> [Records supplied]:

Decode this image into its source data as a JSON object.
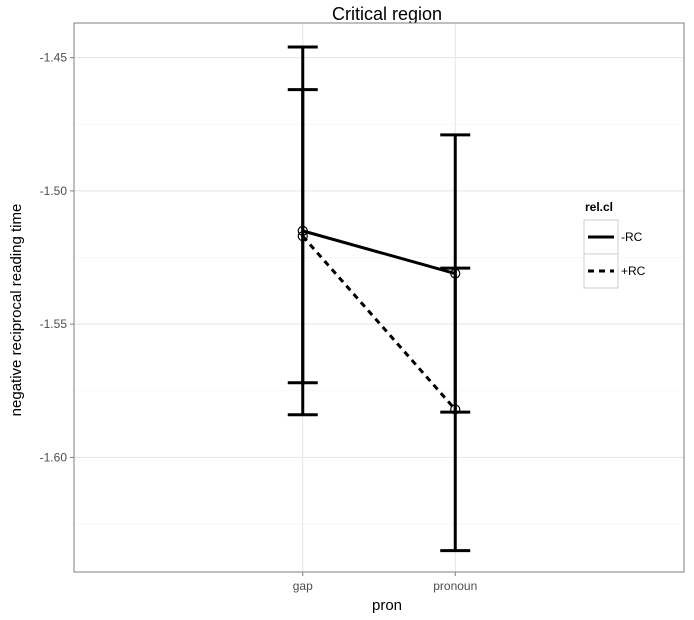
{
  "chart_data": {
    "type": "line",
    "title": "Critical region",
    "xlabel": "pron",
    "ylabel": "negative reciprocal reading time",
    "categories": [
      "gap",
      "pronoun"
    ],
    "ylim": [
      -1.643,
      -1.437
    ],
    "yticks": [
      -1.45,
      -1.5,
      -1.55,
      -1.6
    ],
    "ytick_labels": [
      "-1.45",
      "-1.50",
      "-1.55",
      "-1.60"
    ],
    "grid": true,
    "legend": {
      "title": "rel.cl",
      "position": "right"
    },
    "series": [
      {
        "name": "-RC",
        "linestyle": "solid",
        "values": [
          -1.515,
          -1.531
        ],
        "error_low": [
          -1.584,
          -1.583
        ],
        "error_high": [
          -1.446,
          -1.479
        ]
      },
      {
        "name": "+RC",
        "linestyle": "dashed",
        "values": [
          -1.517,
          -1.582
        ],
        "error_low": [
          -1.572,
          -1.635
        ],
        "error_high": [
          -1.462,
          -1.529
        ]
      }
    ]
  }
}
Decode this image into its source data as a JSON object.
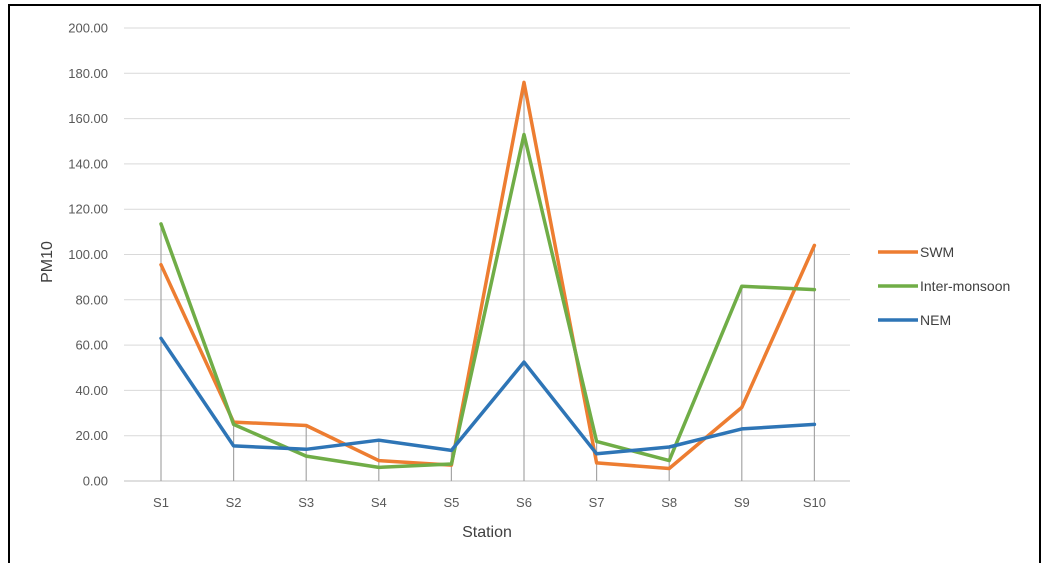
{
  "chart_data": {
    "type": "line",
    "title": "",
    "xlabel": "Station",
    "ylabel": "PM10",
    "categories": [
      "S1",
      "S2",
      "S3",
      "S4",
      "S5",
      "S6",
      "S7",
      "S8",
      "S9",
      "S10"
    ],
    "ylim": [
      0,
      200
    ],
    "yticks": [
      "0.00",
      "20.00",
      "40.00",
      "60.00",
      "80.00",
      "100.00",
      "120.00",
      "140.00",
      "160.00",
      "180.00",
      "200.00"
    ],
    "grid": "horizontal",
    "drop_lines": true,
    "legend_position": "right",
    "series": [
      {
        "name": "SWM",
        "color": "#ED7D31",
        "values": [
          95.5,
          26.0,
          24.5,
          9.0,
          7.0,
          176.0,
          8.0,
          5.5,
          32.5,
          104.0
        ]
      },
      {
        "name": "Inter-monsoon",
        "color": "#70AD47",
        "values": [
          113.5,
          25.0,
          11.0,
          6.0,
          7.5,
          153.0,
          17.5,
          9.0,
          86.0,
          84.5
        ]
      },
      {
        "name": "NEM",
        "color": "#2E75B6",
        "values": [
          63.0,
          15.5,
          14.0,
          18.0,
          13.5,
          52.5,
          12.0,
          15.0,
          23.0,
          25.0
        ]
      }
    ]
  }
}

> [Problem to solve]:
Pick out and copy every line that contains the word "name".

> [Task solution]:
        "name": "-RC",
        "name": "+RC",
        "name": "SWM",
        "name": "Inter-monsoon",
        "name": "NEM",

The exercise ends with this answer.